Direction:
Find the string "savoie" in the entries and copy each line that has it.

Dataset items:

+ + + + + + +

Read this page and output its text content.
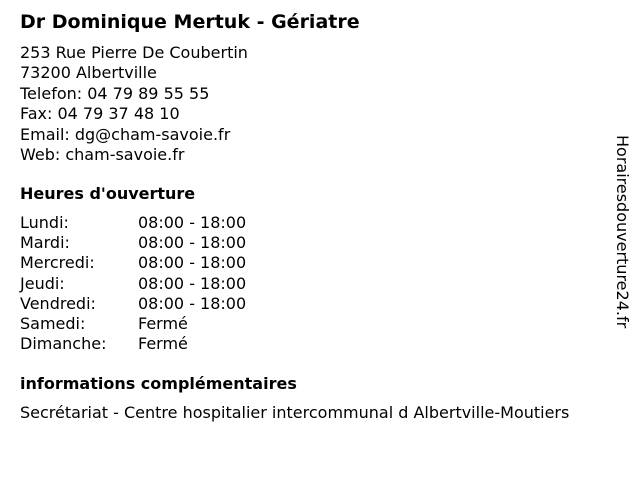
Dr Dominique Mertuk - Gériatre
253 Rue Pierre De Coubertin
73200 Albertville
Telefon: 04 79 89 55 55
Fax: 04 79 37 48 10
Email: dg@cham-savoie.fr
Web: cham-savoie.fr
Heures d'ouverture
Lundi:	08:00 - 18:00
Mardi:	08:00 - 18:00
Mercredi:	08:00 - 18:00
Jeudi:	08:00 - 18:00
Vendredi:	08:00 - 18:00
Samedi:	Fermé
Dimanche: Fermé
informations complémentaires
Secrétariat - Centre hospitalier intercommunal d Albertville-Moutiers
Horairesdouverture24.fr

+ + + + + + +

Answer to the task:
Email: dg@cham-savoie.fr
Web: cham-savoie.fr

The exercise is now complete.